-- Objective --
Some lines of these records may hold the word "Heliocentric"; state how many, using only the number.

-- Material --

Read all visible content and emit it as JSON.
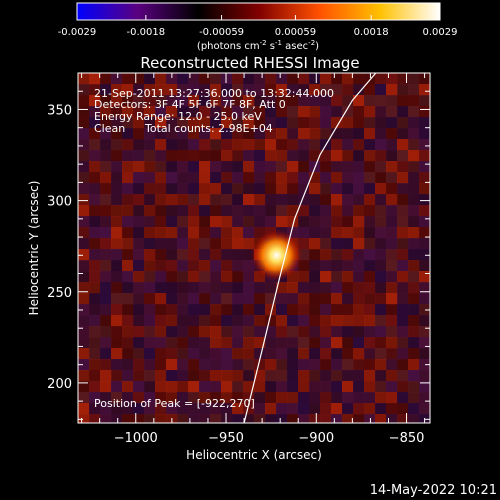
{
  "colorbar": {
    "ticks": [
      "-0.0029",
      "-0.0018",
      "-0.00059",
      "0.00059",
      "0.0018",
      "0.0029"
    ],
    "tick_values": [
      -0.0029,
      -0.0018,
      -0.00059,
      0.00059,
      0.0018,
      0.0029
    ],
    "range": [
      -0.0029,
      0.0029
    ],
    "units_prefix": "(photons cm",
    "units_exp1": "-2",
    "units_mid": " s",
    "units_exp2": "-1",
    "units_mid2": " asec",
    "units_exp3": "-2",
    "units_suffix": ")"
  },
  "chart_data": {
    "type": "heatmap",
    "title": "Reconstructed RHESSI Image",
    "xlabel": "Heliocentric X (arcsec)",
    "ylabel": "Heliocentric Y (arcsec)",
    "xlim": [
      -1032,
      -837
    ],
    "ylim": [
      178,
      370
    ],
    "x_ticks": [
      -1000,
      -950,
      -900,
      -850
    ],
    "x_tick_labels": [
      "−1000",
      "−950",
      "−900",
      "−850"
    ],
    "y_ticks": [
      200,
      250,
      300,
      350
    ],
    "y_tick_labels": [
      "200",
      "250",
      "300",
      "350"
    ],
    "peak": [
      -922,
      270
    ],
    "peak_value": 0.0029,
    "limb_points": [
      [
        -940,
        178
      ],
      [
        -930,
        218
      ],
      [
        -921,
        255
      ],
      [
        -912,
        290
      ],
      [
        -898,
        325
      ],
      [
        -880,
        355
      ],
      [
        -867,
        370
      ]
    ],
    "colormap": [
      "#0000ff",
      "#5a0080",
      "#000000",
      "#800000",
      "#ff5000",
      "#ffc000",
      "#ffffff"
    ]
  },
  "annotations": {
    "time_range": "21-Sep-2011 13:27:36.000 to 13:32:44.000",
    "detectors": "Detectors: 3F 4F 5F 6F 7F 8F, Att 0",
    "energy": "Energy Range: 12.0 - 25.0 keV",
    "clean_label": "Clean",
    "total_counts": "Total counts: 2.98E+04",
    "peak_position": "Position of Peak = [-922,270]"
  },
  "footer": {
    "timestamp": "14-May-2022 10:21"
  }
}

-- Result of this task --
2